Work to be completed
Here are some records; quote them exactly, leaving out the pictures.

Records supplied
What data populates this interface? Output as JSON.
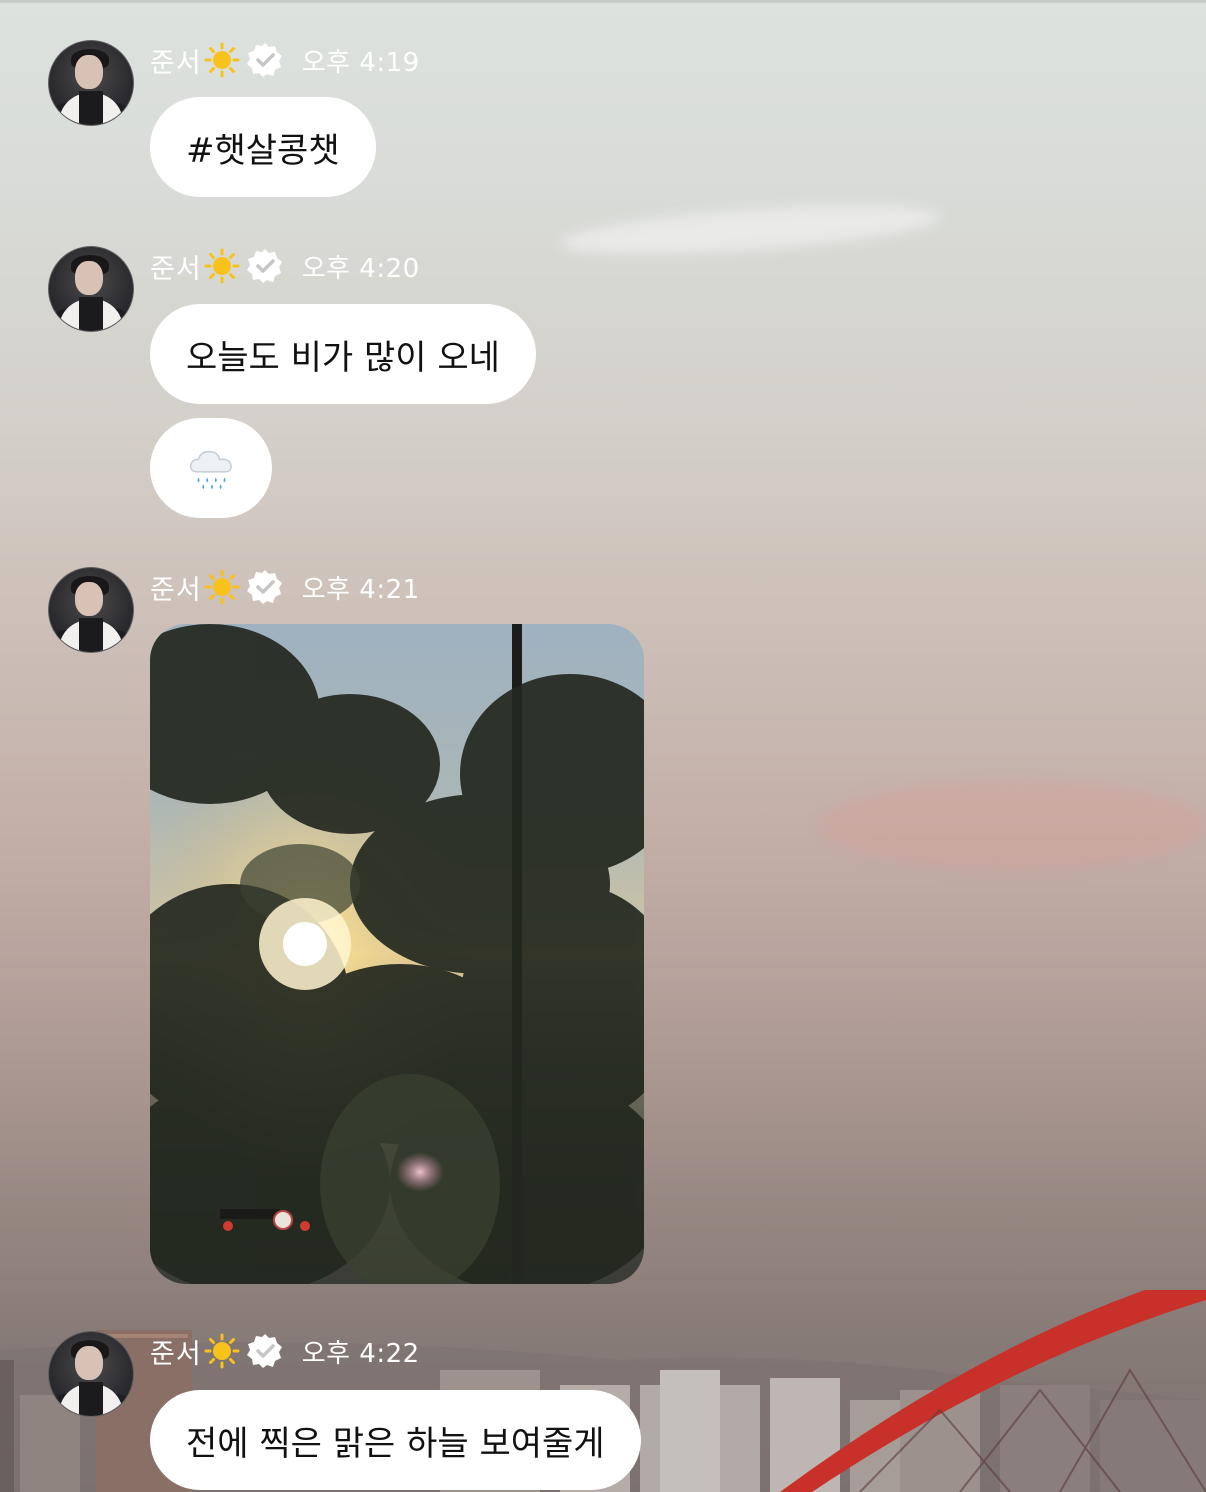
{
  "messages": [
    {
      "sender": "준서",
      "sender_emoji": "sun-icon",
      "verified": "verified-badge-icon",
      "time": "오후 4:19",
      "bubbles": [
        "#햇살콩챗"
      ]
    },
    {
      "sender": "준서",
      "sender_emoji": "sun-icon",
      "verified": "verified-badge-icon",
      "time": "오후 4:20",
      "bubbles": [
        "오늘도 비가 많이 오네"
      ],
      "emoji_bubble": "rain-cloud-icon"
    },
    {
      "sender": "준서",
      "sender_emoji": "sun-icon",
      "verified": "verified-badge-icon",
      "time": "오후 4:21",
      "photo": "sunset-trees-photo"
    },
    {
      "sender": "준서",
      "sender_emoji": "sun-icon",
      "verified": "verified-badge-icon",
      "time": "오후 4:22",
      "bubbles": [
        "전에 찍은 맑은 하늘 보여줄게"
      ]
    }
  ],
  "colors": {
    "bubble_bg": "#ffffff",
    "bubble_text": "#111111",
    "meta_text": "#ffffff",
    "bridge_red": "#c8312a"
  }
}
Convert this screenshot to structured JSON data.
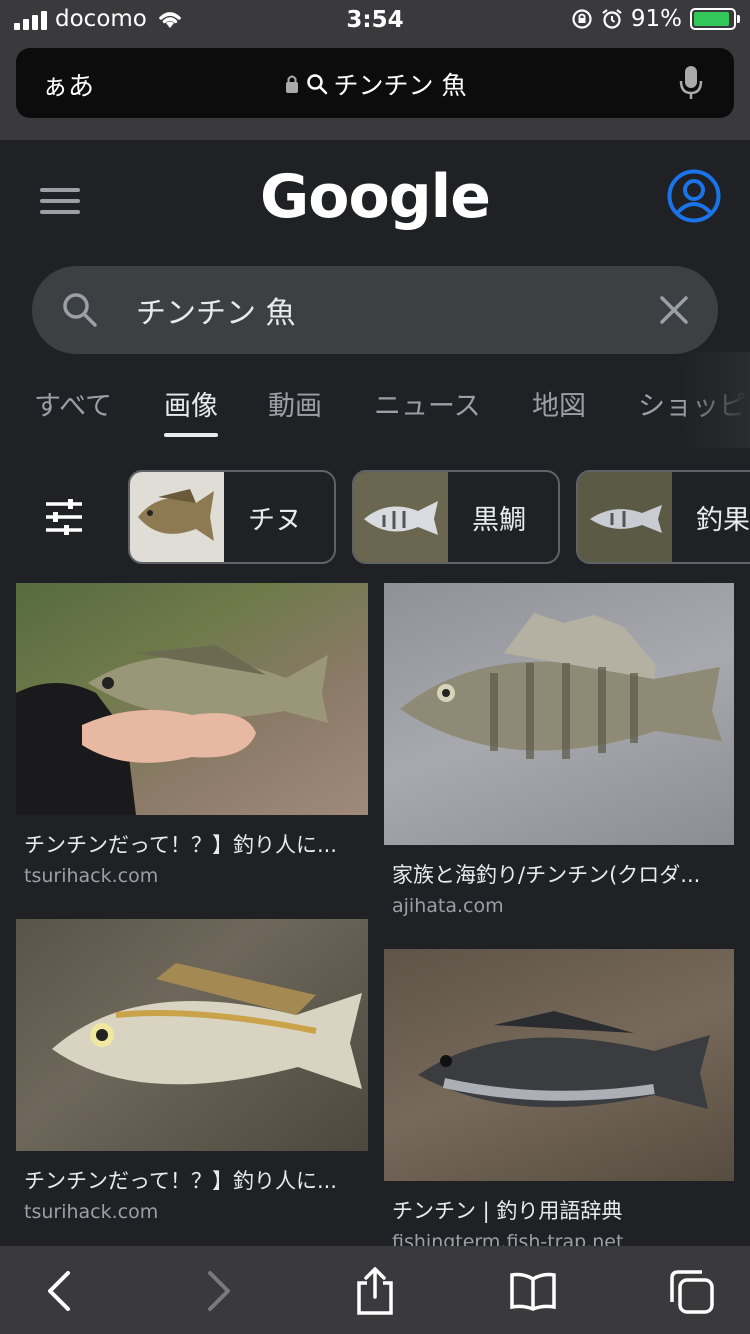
{
  "status_bar": {
    "carrier": "docomo",
    "time": "3:54",
    "battery_percent": "91%",
    "battery_level": 0.91
  },
  "url_bar": {
    "text_size_label": "ぁあ",
    "query": "チンチン 魚",
    "icons": [
      "lock-icon",
      "search-icon",
      "microphone-icon"
    ]
  },
  "google": {
    "logo": "Google",
    "search_value": "チンチン 魚",
    "tabs": [
      "すべて",
      "画像",
      "動画",
      "ニュース",
      "地図",
      "ショッピ"
    ],
    "active_tab_index": 1
  },
  "chips": [
    {
      "label": "チヌ"
    },
    {
      "label": "黒鯛"
    },
    {
      "label": "釣果"
    }
  ],
  "results": [
    {
      "title": "チンチンだって！？】釣り人に...",
      "source": "tsurihack.com"
    },
    {
      "title": "家族と海釣り/チンチン(クロダ...",
      "source": "ajihata.com"
    },
    {
      "title": "チンチンだって！？】釣り人に...",
      "source": "tsurihack.com"
    },
    {
      "title": "チンチン | 釣り用語辞典",
      "source": "fishingterm.fish-trap.net"
    }
  ],
  "colors": {
    "background": "#202124",
    "search_box": "#3c4043",
    "accent_blue": "#1a73e8",
    "safari_chrome": "#3a3a3c"
  }
}
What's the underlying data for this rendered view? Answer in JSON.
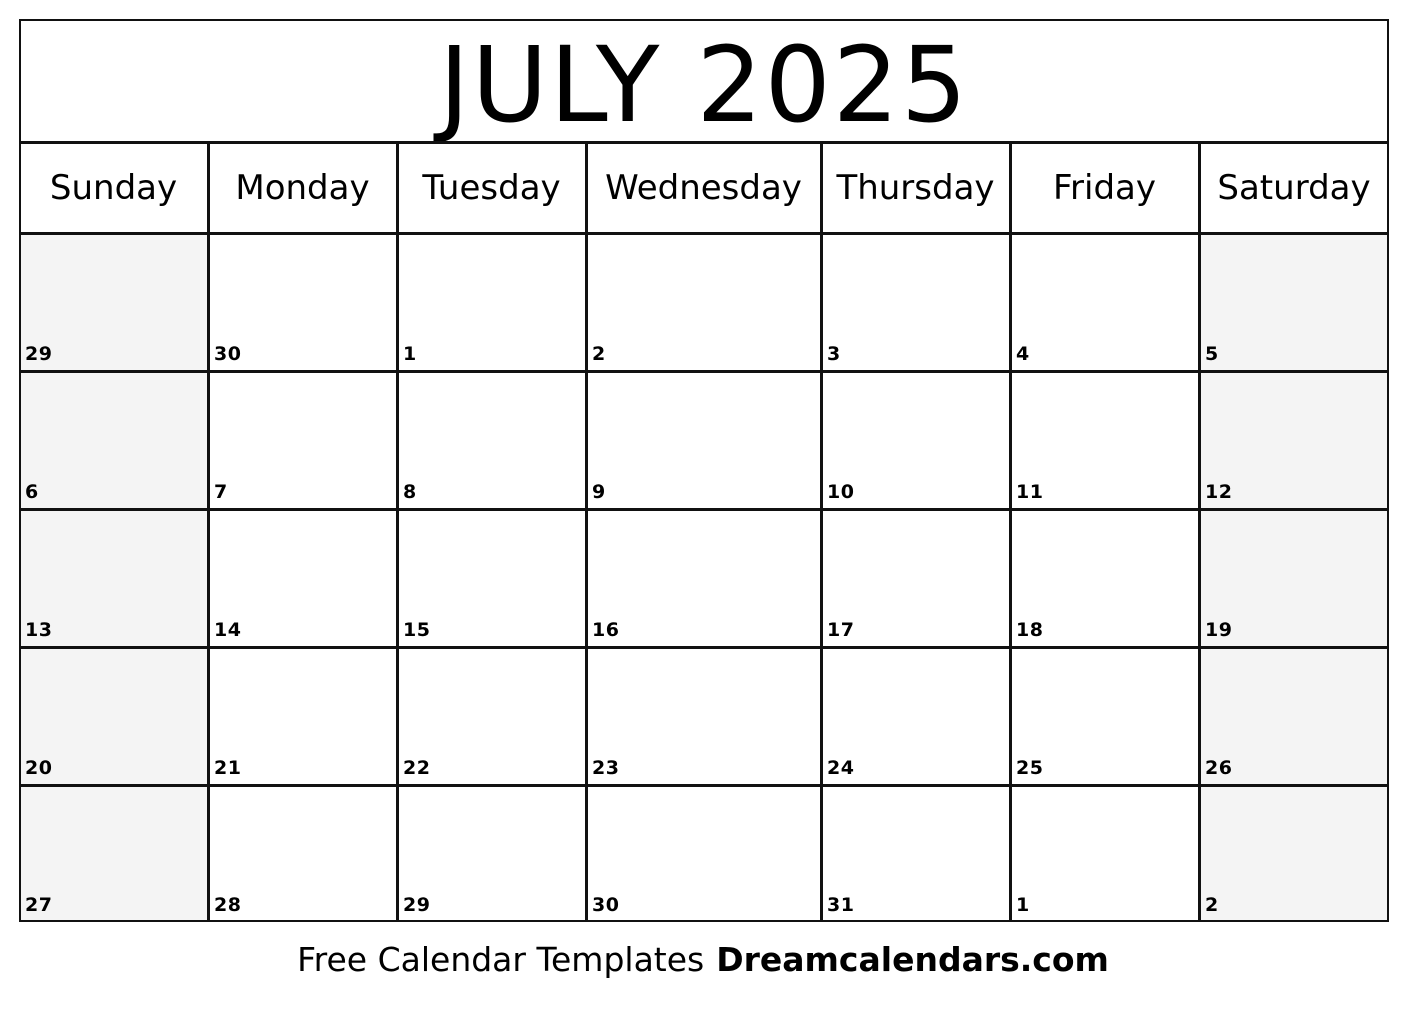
{
  "calendar": {
    "title": "JULY 2025",
    "weekdays": [
      "Sunday",
      "Monday",
      "Tuesday",
      "Wednesday",
      "Thursday",
      "Friday",
      "Saturday"
    ],
    "weeks": [
      [
        "29",
        "30",
        "1",
        "2",
        "3",
        "4",
        "5"
      ],
      [
        "6",
        "7",
        "8",
        "9",
        "10",
        "11",
        "12"
      ],
      [
        "13",
        "14",
        "15",
        "16",
        "17",
        "18",
        "19"
      ],
      [
        "20",
        "21",
        "22",
        "23",
        "24",
        "25",
        "26"
      ],
      [
        "27",
        "28",
        "29",
        "30",
        "31",
        "1",
        "2"
      ]
    ],
    "weekend_shade_color": "#f4f4f4",
    "line_color": "#111111"
  },
  "footer": {
    "text": "Free Calendar Templates",
    "brand": "Dreamcalendars.com"
  }
}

Result for this exercise
What data populates this interface? Output as JSON.
{
  "messages": [
    {
      "sender": "준서",
      "sender_emoji": "sun-icon",
      "verified": "verified-badge-icon",
      "time": "오후 4:19",
      "bubbles": [
        "#햇살콩챗"
      ]
    },
    {
      "sender": "준서",
      "sender_emoji": "sun-icon",
      "verified": "verified-badge-icon",
      "time": "오후 4:20",
      "bubbles": [
        "오늘도 비가 많이 오네"
      ],
      "emoji_bubble": "rain-cloud-icon"
    },
    {
      "sender": "준서",
      "sender_emoji": "sun-icon",
      "verified": "verified-badge-icon",
      "time": "오후 4:21",
      "photo": "sunset-trees-photo"
    },
    {
      "sender": "준서",
      "sender_emoji": "sun-icon",
      "verified": "verified-badge-icon",
      "time": "오후 4:22",
      "bubbles": [
        "전에 찍은 맑은 하늘 보여줄게"
      ]
    }
  ],
  "colors": {
    "bubble_bg": "#ffffff",
    "bubble_text": "#111111",
    "meta_text": "#ffffff",
    "bridge_red": "#c8312a"
  }
}
Convert this screenshot to structured JSON data.
{
  "status_bar": {
    "carrier": "docomo",
    "time": "3:54",
    "battery_percent": "91%",
    "battery_level": 0.91
  },
  "url_bar": {
    "text_size_label": "ぁあ",
    "query": "チンチン 魚",
    "icons": [
      "lock-icon",
      "search-icon",
      "microphone-icon"
    ]
  },
  "google": {
    "logo": "Google",
    "search_value": "チンチン 魚",
    "tabs": [
      "すべて",
      "画像",
      "動画",
      "ニュース",
      "地図",
      "ショッピ"
    ],
    "active_tab_index": 1
  },
  "chips": [
    {
      "label": "チヌ"
    },
    {
      "label": "黒鯛"
    },
    {
      "label": "釣果"
    }
  ],
  "results": [
    {
      "title": "チンチンだって！？】釣り人に...",
      "source": "tsurihack.com"
    },
    {
      "title": "家族と海釣り/チンチン(クロダ...",
      "source": "ajihata.com"
    },
    {
      "title": "チンチンだって！？】釣り人に...",
      "source": "tsurihack.com"
    },
    {
      "title": "チンチン | 釣り用語辞典",
      "source": "fishingterm.fish-trap.net"
    }
  ],
  "colors": {
    "background": "#202124",
    "search_box": "#3c4043",
    "accent_blue": "#1a73e8",
    "safari_chrome": "#3a3a3c"
  }
}
What's the underlying data for this rendered view? Answer in JSON.
{
  "calendar": {
    "title": "JULY 2025",
    "weekdays": [
      "Sunday",
      "Monday",
      "Tuesday",
      "Wednesday",
      "Thursday",
      "Friday",
      "Saturday"
    ],
    "weeks": [
      [
        "29",
        "30",
        "1",
        "2",
        "3",
        "4",
        "5"
      ],
      [
        "6",
        "7",
        "8",
        "9",
        "10",
        "11",
        "12"
      ],
      [
        "13",
        "14",
        "15",
        "16",
        "17",
        "18",
        "19"
      ],
      [
        "20",
        "21",
        "22",
        "23",
        "24",
        "25",
        "26"
      ],
      [
        "27",
        "28",
        "29",
        "30",
        "31",
        "1",
        "2"
      ]
    ],
    "weekend_shade_color": "#f4f4f4",
    "line_color": "#111111"
  },
  "footer": {
    "text": "Free Calendar Templates",
    "brand": "Dreamcalendars.com"
  }
}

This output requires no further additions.